* START RECORDS SHOWN *

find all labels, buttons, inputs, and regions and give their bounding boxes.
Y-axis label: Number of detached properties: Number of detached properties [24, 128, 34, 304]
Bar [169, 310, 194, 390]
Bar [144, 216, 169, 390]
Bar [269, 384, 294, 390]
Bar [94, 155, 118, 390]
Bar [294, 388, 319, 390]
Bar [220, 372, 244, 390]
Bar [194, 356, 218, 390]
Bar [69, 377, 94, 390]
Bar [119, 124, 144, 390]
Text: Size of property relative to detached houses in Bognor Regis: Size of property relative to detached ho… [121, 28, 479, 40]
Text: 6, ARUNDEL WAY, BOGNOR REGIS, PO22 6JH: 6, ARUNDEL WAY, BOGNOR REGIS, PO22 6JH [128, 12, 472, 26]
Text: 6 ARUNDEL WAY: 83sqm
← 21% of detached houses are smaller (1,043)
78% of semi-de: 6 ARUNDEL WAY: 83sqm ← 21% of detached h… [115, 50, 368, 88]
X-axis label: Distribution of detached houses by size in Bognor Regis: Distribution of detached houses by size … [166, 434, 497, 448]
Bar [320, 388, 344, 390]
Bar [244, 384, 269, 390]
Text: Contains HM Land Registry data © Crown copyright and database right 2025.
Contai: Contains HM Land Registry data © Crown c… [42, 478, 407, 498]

* END RECORDS SHOWN *

SET TASK: Write out the material above word for word, keeping every line and number as it appears.

ANSWER TO THIS TASK:
find all labels, buttons, inputs, and regions and give their bounding boxes.
Y-axis label: Number of detached properties: Number of detached properties [24, 128, 34, 304]
Bar [169, 310, 194, 390]
Bar [144, 216, 169, 390]
Bar [269, 384, 294, 390]
Bar [94, 155, 118, 390]
Bar [294, 388, 319, 390]
Bar [220, 372, 244, 390]
Bar [194, 356, 218, 390]
Bar [69, 377, 94, 390]
Bar [119, 124, 144, 390]
Text: Size of property relative to detached houses in Bognor Regis: Size of property relative to detached ho… [121, 28, 479, 40]
Text: 6, ARUNDEL WAY, BOGNOR REGIS, PO22 6JH: 6, ARUNDEL WAY, BOGNOR REGIS, PO22 6JH [128, 12, 472, 26]
Text: 6 ARUNDEL WAY: 83sqm
← 21% of detached houses are smaller (1,043)
78% of semi-de: 6 ARUNDEL WAY: 83sqm ← 21% of detached h… [115, 50, 368, 88]
X-axis label: Distribution of detached houses by size in Bognor Regis: Distribution of detached houses by size … [166, 434, 497, 448]
Bar [320, 388, 344, 390]
Bar [244, 384, 269, 390]
Text: Contains HM Land Registry data © Crown copyright and database right 2025.
Contai: Contains HM Land Registry data © Crown c… [42, 478, 407, 498]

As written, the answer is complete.